> [EXERCISE BRIEF] Select the lines that hold the word "conditional" and copy each one.

> [EXERCISE MATERIALS]
-- start --
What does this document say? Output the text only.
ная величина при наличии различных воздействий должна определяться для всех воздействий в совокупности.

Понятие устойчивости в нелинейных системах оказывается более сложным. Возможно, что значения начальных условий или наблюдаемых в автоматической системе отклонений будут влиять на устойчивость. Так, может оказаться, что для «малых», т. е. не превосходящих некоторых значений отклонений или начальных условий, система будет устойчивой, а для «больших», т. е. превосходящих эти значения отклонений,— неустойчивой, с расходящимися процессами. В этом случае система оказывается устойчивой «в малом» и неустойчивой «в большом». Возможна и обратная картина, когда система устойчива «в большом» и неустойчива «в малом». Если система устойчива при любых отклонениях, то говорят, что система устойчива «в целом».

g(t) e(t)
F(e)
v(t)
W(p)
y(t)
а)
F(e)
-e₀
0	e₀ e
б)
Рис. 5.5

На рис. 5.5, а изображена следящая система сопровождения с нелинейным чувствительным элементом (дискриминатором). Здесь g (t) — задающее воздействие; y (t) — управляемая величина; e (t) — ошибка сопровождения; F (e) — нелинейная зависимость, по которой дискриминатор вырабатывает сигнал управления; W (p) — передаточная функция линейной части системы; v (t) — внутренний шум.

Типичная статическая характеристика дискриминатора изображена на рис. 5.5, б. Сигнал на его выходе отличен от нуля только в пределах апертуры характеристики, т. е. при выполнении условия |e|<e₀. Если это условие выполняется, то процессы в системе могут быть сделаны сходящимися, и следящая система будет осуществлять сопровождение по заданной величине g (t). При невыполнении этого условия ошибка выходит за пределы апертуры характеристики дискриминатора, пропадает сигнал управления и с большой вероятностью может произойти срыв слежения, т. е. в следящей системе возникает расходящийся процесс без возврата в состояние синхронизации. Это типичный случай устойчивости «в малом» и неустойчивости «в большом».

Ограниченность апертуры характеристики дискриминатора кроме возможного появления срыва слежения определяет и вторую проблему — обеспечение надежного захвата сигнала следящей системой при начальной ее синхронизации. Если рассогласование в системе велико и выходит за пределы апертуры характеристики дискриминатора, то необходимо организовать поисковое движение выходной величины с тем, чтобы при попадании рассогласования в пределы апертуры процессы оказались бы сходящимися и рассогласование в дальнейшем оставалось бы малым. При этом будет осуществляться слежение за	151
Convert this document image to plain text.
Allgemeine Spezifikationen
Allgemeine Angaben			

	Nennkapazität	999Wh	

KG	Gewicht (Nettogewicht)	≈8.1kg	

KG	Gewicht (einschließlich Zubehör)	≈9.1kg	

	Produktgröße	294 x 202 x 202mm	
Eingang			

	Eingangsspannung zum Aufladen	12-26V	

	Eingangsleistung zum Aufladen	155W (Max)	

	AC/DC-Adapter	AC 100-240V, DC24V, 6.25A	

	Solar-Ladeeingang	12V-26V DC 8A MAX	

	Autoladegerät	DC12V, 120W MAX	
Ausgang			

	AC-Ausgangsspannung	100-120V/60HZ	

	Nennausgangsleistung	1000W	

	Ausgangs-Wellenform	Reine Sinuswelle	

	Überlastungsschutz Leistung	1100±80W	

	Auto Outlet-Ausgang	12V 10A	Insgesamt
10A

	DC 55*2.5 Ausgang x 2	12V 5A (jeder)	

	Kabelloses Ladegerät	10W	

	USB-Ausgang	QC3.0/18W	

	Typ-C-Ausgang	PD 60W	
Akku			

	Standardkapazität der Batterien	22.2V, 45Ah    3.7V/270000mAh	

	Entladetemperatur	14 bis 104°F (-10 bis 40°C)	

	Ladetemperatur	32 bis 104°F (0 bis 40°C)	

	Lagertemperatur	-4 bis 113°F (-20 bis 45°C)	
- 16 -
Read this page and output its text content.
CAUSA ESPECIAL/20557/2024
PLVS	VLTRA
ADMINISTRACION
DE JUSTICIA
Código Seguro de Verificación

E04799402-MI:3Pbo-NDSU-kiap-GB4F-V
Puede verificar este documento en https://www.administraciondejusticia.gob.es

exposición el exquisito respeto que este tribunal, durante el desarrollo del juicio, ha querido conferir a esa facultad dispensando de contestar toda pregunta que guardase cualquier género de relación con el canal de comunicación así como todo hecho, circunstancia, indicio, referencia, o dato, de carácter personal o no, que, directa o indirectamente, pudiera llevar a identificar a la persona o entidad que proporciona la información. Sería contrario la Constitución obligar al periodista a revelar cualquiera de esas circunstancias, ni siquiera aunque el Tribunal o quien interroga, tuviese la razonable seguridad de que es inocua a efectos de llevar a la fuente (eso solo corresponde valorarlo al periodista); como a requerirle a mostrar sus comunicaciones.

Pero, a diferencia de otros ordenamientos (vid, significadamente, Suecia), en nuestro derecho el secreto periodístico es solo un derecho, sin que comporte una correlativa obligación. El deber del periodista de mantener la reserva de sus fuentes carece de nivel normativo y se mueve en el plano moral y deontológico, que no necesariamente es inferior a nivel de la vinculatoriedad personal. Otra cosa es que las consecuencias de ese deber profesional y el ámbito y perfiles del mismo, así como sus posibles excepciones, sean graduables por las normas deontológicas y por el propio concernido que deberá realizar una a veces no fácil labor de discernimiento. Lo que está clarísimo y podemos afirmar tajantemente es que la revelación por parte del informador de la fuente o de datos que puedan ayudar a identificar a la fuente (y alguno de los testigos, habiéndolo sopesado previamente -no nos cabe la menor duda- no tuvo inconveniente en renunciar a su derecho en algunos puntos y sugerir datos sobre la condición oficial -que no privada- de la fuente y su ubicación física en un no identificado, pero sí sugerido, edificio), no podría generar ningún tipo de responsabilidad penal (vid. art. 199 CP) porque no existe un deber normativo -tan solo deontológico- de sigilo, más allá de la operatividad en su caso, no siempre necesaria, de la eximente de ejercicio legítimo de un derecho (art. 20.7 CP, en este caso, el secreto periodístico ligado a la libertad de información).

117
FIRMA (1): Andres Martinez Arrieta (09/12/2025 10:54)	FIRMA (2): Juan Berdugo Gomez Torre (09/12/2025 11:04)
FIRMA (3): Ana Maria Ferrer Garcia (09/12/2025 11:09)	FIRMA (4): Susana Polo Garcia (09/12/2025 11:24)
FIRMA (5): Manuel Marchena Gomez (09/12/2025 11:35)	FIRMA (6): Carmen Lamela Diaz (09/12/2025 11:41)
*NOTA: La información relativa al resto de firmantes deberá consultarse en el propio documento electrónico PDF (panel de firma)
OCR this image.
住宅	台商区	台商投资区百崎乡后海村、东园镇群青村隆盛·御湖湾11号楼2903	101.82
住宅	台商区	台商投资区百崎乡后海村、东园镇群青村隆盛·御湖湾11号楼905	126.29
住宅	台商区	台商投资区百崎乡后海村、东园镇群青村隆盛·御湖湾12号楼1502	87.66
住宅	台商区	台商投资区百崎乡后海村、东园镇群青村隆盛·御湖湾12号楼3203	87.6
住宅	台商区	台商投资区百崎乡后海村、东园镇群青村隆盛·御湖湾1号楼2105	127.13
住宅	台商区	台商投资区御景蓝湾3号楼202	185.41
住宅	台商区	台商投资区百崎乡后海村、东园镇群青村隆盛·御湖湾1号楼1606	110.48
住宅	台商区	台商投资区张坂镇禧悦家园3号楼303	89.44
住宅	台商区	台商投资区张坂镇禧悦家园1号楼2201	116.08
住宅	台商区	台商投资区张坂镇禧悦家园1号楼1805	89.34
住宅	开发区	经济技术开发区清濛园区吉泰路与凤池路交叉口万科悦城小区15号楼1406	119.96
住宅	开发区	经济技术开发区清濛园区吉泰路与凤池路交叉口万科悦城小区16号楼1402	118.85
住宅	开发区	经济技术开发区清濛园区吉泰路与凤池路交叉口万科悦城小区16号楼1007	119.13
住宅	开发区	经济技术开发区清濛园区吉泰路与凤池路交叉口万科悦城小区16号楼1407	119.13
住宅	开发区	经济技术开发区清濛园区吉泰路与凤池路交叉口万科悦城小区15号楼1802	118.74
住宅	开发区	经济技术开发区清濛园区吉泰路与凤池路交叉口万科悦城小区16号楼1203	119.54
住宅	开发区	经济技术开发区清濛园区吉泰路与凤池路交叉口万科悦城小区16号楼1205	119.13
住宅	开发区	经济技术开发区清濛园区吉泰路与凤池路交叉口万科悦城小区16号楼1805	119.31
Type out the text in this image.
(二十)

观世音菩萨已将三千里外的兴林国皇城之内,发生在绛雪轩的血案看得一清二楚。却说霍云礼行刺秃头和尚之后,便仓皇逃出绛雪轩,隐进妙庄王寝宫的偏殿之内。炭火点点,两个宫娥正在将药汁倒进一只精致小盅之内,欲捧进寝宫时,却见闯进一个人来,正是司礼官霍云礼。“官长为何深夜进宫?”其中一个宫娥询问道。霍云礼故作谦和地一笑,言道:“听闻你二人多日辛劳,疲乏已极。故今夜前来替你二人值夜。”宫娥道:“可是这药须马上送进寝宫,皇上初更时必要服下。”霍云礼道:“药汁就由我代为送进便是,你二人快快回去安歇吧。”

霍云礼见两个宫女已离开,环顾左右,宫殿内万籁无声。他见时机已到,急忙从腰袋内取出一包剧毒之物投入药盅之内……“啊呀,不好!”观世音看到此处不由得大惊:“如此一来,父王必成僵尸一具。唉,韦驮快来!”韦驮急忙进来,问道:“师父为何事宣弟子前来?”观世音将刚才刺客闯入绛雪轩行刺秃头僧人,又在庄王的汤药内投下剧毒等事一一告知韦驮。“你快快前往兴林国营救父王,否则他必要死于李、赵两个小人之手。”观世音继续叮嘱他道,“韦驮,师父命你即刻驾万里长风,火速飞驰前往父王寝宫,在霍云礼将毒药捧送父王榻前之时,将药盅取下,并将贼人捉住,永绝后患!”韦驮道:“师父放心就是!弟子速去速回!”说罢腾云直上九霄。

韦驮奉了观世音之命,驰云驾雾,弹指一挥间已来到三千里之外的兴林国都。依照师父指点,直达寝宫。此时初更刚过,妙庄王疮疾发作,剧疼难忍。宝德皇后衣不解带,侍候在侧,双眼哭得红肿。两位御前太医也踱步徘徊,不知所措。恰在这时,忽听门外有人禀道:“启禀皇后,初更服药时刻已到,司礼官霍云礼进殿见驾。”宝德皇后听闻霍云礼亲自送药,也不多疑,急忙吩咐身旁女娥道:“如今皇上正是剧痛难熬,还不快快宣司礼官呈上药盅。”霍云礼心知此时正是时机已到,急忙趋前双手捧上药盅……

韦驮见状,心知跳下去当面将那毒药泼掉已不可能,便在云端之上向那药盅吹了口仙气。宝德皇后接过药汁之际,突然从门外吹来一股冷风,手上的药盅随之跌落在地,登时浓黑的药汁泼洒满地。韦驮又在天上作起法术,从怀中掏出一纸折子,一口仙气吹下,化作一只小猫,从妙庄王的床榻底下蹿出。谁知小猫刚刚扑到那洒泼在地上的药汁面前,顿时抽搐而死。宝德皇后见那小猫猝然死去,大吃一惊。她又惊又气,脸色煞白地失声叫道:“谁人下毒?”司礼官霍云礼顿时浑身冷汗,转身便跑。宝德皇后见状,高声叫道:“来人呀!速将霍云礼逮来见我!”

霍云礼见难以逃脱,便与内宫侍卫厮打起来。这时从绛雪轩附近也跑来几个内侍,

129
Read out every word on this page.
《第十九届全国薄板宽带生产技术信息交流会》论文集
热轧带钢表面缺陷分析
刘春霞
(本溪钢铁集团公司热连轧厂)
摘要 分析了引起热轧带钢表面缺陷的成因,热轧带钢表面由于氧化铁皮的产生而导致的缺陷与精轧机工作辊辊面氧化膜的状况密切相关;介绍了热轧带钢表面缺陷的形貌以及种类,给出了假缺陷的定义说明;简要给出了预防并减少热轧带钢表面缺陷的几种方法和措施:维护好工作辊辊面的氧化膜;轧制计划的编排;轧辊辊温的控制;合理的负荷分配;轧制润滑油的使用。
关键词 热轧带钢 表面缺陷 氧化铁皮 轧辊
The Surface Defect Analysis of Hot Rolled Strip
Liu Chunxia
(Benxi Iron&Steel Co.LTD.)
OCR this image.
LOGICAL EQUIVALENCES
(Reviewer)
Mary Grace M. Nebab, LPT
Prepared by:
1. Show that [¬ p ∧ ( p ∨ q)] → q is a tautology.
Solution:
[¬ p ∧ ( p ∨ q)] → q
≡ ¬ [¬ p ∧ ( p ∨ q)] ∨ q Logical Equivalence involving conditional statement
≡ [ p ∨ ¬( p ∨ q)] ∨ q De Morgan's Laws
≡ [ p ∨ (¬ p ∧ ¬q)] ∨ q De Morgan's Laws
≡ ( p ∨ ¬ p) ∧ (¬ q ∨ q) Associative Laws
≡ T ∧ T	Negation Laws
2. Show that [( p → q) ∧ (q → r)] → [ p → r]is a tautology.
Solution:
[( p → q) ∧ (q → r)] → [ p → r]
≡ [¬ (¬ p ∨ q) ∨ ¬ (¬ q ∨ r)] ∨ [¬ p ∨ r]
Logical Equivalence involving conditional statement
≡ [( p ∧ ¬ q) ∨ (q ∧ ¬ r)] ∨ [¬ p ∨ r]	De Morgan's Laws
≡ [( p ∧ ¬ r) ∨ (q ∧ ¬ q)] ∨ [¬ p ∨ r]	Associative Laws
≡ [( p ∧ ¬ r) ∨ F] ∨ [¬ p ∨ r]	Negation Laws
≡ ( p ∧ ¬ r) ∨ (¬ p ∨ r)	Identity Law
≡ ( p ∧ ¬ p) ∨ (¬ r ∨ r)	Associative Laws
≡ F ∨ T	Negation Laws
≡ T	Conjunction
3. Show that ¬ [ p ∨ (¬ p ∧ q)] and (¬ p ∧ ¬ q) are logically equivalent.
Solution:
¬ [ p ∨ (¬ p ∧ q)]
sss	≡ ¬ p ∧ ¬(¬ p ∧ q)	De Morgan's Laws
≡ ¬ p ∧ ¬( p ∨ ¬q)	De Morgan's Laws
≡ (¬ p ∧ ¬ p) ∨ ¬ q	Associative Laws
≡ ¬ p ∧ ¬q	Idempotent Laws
-- end --
> [TASK RESULT]
≡ ¬ [¬ p ∧ ( p ∨ q)] ∨ q Logical Equivalence involving conditional statement
Logical Equivalence involving conditional statement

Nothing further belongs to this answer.